> **Extrait choisi**
Musique : Le rappeur B-face rend à son tour hommage au tambour burundais

Musique : Le rappeur B-face rend à son tour hommage au tambour burundais

B-Face ©Akeza.net

Simple coïncidence ou timing parfait, on ne saura le dire ! Toujours est-il qu’alors que l’on célébrait le tambour burundais du 20 au 25 Novembre dernier, le rappeur burundais B-Face lance en ce début de semaine le morceau « Ingoma Z’iwacu » en collaboration avec le duo Alfred et Bernard dans lequel ils chantent à la gloire du tambour sacré. Un morceau original comme on n’en fait plus, au texte profond qui ne manquera pas d’éveiller encore une fois de plus la fibre traditionnelle et culturelle des burundais.

« Tu ne trouveras nulle part ailleurs ce genre de tambour qu’au Burundi. C’est un plaisir et un honneur d’avoir les tambours burundais », voici ce que dit le refrain de cette chanson qui a réussi le parfait mariage entre la musicalité des instruments traditionnelles d’Alfred et Bernard et le flow du rap de B-Face.

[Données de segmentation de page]
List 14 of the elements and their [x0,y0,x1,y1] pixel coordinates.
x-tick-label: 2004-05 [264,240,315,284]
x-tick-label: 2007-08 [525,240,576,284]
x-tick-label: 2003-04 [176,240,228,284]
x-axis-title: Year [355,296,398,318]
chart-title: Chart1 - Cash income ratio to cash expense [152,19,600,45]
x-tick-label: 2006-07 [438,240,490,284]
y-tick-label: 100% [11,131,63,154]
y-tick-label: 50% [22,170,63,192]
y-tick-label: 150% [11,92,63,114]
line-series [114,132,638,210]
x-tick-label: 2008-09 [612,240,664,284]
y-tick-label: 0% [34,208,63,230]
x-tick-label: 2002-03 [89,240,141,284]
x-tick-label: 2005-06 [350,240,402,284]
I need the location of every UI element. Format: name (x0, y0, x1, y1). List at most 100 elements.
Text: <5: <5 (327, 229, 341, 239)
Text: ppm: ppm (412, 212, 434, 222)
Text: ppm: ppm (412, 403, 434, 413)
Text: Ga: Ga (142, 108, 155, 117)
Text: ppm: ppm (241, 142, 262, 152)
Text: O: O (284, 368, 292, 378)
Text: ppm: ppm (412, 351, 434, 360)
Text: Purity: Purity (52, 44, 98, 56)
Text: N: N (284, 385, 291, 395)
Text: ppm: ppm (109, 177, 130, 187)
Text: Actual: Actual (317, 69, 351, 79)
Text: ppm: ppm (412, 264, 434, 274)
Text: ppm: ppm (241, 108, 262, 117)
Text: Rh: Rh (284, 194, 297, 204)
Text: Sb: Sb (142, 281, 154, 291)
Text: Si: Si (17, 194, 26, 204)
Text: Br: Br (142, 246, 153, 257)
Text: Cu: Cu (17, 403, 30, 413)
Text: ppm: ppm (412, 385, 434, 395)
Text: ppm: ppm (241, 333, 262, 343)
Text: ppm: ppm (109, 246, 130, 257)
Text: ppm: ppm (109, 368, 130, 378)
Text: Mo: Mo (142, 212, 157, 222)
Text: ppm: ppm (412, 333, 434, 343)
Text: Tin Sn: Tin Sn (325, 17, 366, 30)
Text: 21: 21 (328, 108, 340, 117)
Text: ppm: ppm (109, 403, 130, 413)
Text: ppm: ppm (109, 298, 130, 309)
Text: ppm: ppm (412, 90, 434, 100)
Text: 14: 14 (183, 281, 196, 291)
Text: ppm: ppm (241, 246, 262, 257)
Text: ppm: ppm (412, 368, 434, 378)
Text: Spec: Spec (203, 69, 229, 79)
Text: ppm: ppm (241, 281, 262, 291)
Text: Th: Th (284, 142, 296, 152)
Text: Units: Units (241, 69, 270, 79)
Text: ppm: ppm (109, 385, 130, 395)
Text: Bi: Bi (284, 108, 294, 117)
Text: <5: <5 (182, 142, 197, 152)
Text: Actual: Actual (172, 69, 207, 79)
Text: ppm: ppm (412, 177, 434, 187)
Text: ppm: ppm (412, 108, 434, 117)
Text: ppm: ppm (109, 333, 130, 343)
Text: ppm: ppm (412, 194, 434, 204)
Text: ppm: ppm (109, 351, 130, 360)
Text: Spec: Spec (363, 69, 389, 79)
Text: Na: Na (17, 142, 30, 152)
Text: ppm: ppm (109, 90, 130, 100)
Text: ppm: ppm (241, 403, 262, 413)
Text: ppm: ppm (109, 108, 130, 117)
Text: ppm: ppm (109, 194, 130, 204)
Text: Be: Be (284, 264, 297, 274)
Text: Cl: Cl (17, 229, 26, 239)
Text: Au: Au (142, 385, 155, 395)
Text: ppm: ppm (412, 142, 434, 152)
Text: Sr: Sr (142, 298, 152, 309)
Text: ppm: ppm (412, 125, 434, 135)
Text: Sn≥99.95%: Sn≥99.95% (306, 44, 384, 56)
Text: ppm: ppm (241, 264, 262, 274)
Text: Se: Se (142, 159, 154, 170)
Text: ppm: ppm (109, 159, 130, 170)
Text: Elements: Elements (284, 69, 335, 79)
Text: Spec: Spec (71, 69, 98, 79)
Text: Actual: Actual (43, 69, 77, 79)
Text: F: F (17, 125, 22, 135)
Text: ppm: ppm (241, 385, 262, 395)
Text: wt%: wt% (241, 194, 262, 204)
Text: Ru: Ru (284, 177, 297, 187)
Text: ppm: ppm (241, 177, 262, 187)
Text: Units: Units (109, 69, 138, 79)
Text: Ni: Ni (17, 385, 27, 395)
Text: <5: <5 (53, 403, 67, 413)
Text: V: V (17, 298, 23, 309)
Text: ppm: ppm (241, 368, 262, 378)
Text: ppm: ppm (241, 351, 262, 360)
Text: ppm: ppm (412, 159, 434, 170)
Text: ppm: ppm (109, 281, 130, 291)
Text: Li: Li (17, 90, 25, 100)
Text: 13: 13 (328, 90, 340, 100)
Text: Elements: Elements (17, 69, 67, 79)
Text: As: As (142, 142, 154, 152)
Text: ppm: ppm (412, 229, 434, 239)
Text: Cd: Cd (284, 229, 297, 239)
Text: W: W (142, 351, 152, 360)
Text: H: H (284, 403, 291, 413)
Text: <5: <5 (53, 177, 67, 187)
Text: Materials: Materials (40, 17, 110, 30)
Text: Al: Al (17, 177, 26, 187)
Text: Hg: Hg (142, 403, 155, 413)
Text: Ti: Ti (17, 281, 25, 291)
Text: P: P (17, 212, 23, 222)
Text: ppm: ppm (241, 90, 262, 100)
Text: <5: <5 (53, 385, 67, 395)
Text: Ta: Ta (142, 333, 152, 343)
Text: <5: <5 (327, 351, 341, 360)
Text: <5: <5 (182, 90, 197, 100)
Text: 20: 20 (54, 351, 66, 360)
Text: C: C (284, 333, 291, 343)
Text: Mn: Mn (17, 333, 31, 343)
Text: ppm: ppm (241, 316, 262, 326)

> **Tâche à réaliser A**
Reproduisez fidèlement l'article sur le tambour burundais, en commençant aux mots « B-Face ©Akeza.net » et en vous arrêtant après « rap de B-Face. ».
> **Tâche à réaliser B**
Quels sont tous les artistes nommés dans l'article sur le tambour burundais ?
Les entrées n'ont aucun rôle ici.

> **Résultat de l'exercice A**
B-Face ©Akeza.net

Simple coïncidence ou timing parfait, on ne saura le dire ! Toujours est-il qu’alors que l’on célébrait le tambour burundais du 20 au 25 Novembre dernier, le rappeur burundais B-Face lance en ce début de semaine le morceau « Ingoma Z’iwacu » en collaboration avec le duo Alfred et Bernard dans lequel ils chantent à la gloire du tambour sacré. Un morceau original comme on n’en fait plus, au texte profond qui ne manquera pas d’éveiller encore une fois de plus la fibre traditionnelle et culturelle des burundais.

« Tu ne trouveras nulle part ailleurs ce genre de tambour qu’au Burundi. C’est un plaisir et un honneur d’avoir les tambours burundais », voici ce que dit le refrain de cette chanson qui a réussi le parfait mariage entre la musicalité des instruments traditionnelles d’Alfred et Bernard et le flow du rap de B-Face.

> **Résultat de l'exercice B**
B-Face, Alfred, Bernard